• [Written task]: Leave the pictures out and transcribe every record exactly.

• [Exercise materials]:
(begin)

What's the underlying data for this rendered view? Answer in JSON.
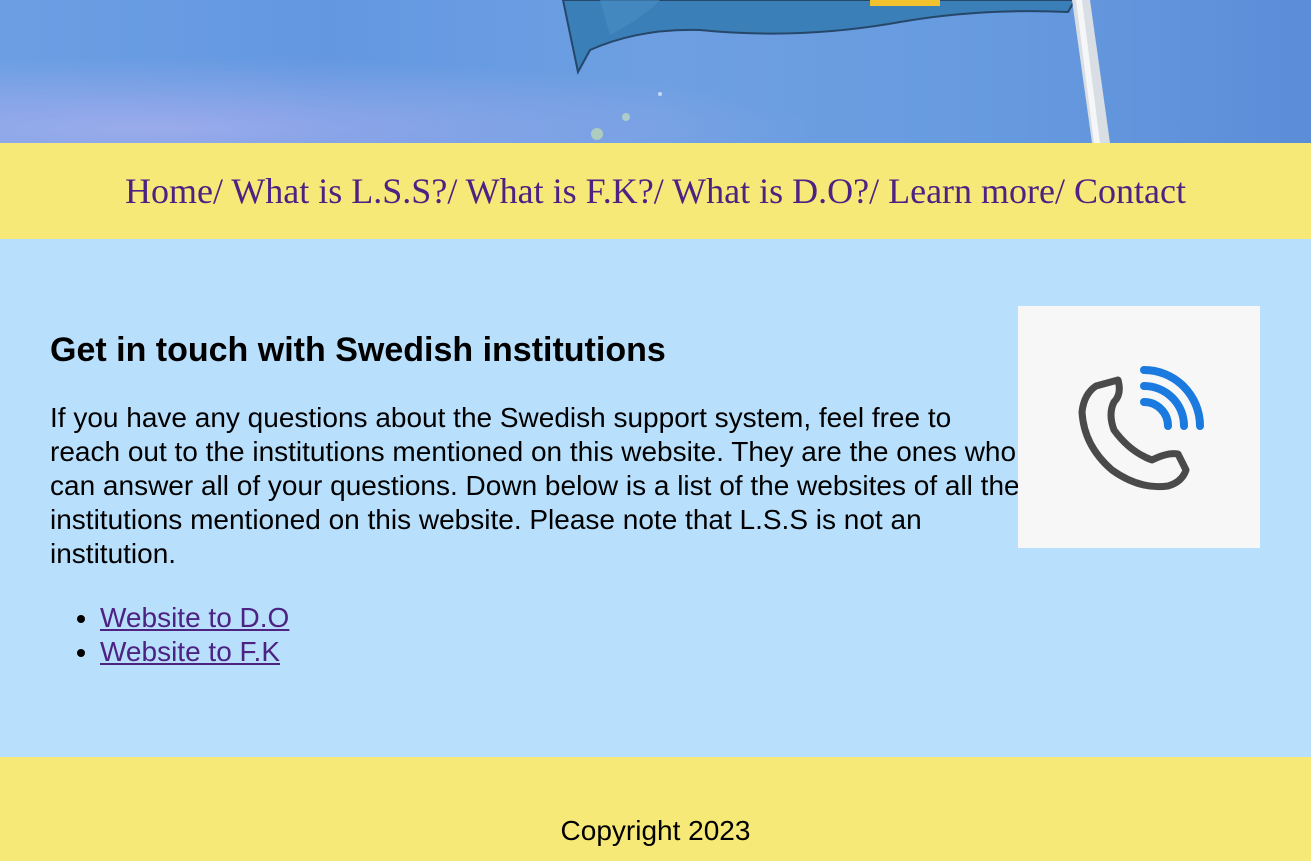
{
  "hero": {
    "image": "swedish-flag-banner"
  },
  "nav": {
    "items": [
      {
        "label": "Home"
      },
      {
        "label": "What is L.S.S?"
      },
      {
        "label": "What is F.K?"
      },
      {
        "label": "What is D.O?"
      },
      {
        "label": "Learn more"
      },
      {
        "label": "Contact"
      }
    ],
    "separator": "/ "
  },
  "main": {
    "heading": "Get in touch with Swedish institutions",
    "paragraph": "If you have any questions about the Swedish support system, feel free to reach out to the institutions mentioned on this website. They are the ones who can answer all of your questions. Down below is a list of the websites of all the institutions mentioned on this website. Please note that L.S.S is not an institution.",
    "links": [
      {
        "label": "Website to D.O"
      },
      {
        "label": "Website to F.K"
      }
    ],
    "image_icon": "phone-call-icon"
  },
  "footer": {
    "copyright": "Copyright 2023"
  },
  "colors": {
    "nav_background": "#f7e978",
    "nav_text": "#4c2283",
    "main_background": "#b8dffc",
    "accent_blue": "#1a7ae0",
    "icon_gray": "#4a4a4a"
  }
}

(end)

• [Task answer]:
What's the underlying data for this rendered view? Answer in JSON.
{
  "hero": {
    "image": "swedish-flag-banner"
  },
  "nav": {
    "items": [
      {
        "label": "Home"
      },
      {
        "label": "What is L.S.S?"
      },
      {
        "label": "What is F.K?"
      },
      {
        "label": "What is D.O?"
      },
      {
        "label": "Learn more"
      },
      {
        "label": "Contact"
      }
    ],
    "separator": "/ "
  },
  "main": {
    "heading": "Get in touch with Swedish institutions",
    "paragraph": "If you have any questions about the Swedish support system, feel free to reach out to the institutions mentioned on this website. They are the ones who can answer all of your questions. Down below is a list of the websites of all the institutions mentioned on this website. Please note that L.S.S is not an institution.",
    "links": [
      {
        "label": "Website to D.O"
      },
      {
        "label": "Website to F.K"
      }
    ],
    "image_icon": "phone-call-icon"
  },
  "footer": {
    "copyright": "Copyright 2023"
  },
  "colors": {
    "nav_background": "#f7e978",
    "nav_text": "#4c2283",
    "main_background": "#b8dffc",
    "accent_blue": "#1a7ae0",
    "icon_gray": "#4a4a4a"
  }
}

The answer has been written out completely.